PROVIDED ENTRIES:
________________________

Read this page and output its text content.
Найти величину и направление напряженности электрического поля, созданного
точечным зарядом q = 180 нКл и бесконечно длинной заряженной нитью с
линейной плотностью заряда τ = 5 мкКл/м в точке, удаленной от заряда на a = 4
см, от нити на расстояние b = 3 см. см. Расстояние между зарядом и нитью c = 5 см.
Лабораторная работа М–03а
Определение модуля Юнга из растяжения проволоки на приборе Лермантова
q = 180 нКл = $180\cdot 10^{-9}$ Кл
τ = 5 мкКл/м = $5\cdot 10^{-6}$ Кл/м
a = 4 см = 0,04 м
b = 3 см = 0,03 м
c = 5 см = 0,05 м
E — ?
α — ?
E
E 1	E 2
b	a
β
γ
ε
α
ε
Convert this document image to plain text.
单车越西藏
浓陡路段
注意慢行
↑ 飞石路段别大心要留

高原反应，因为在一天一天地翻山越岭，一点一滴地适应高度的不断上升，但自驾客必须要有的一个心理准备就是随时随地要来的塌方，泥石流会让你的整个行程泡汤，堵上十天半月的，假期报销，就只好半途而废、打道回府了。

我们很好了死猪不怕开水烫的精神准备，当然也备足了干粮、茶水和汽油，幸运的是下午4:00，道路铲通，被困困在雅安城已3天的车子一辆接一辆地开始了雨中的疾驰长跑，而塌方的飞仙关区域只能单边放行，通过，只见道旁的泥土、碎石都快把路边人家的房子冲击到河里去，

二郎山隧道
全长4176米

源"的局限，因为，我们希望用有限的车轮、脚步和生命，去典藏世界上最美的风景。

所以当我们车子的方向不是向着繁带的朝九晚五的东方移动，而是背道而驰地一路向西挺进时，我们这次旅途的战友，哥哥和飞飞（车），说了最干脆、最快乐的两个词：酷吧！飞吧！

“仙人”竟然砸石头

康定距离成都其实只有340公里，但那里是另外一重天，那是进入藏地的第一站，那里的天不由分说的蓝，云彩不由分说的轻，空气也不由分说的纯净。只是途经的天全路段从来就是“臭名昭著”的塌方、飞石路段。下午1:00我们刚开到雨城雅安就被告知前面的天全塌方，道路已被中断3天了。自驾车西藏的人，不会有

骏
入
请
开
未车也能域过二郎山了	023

________________________

YOUR TASK:
Identify which lines contain the word "this" and copy each one.

RESULT OF THE TASK:
Read this page and output its text content.
Convert this document image to plain text.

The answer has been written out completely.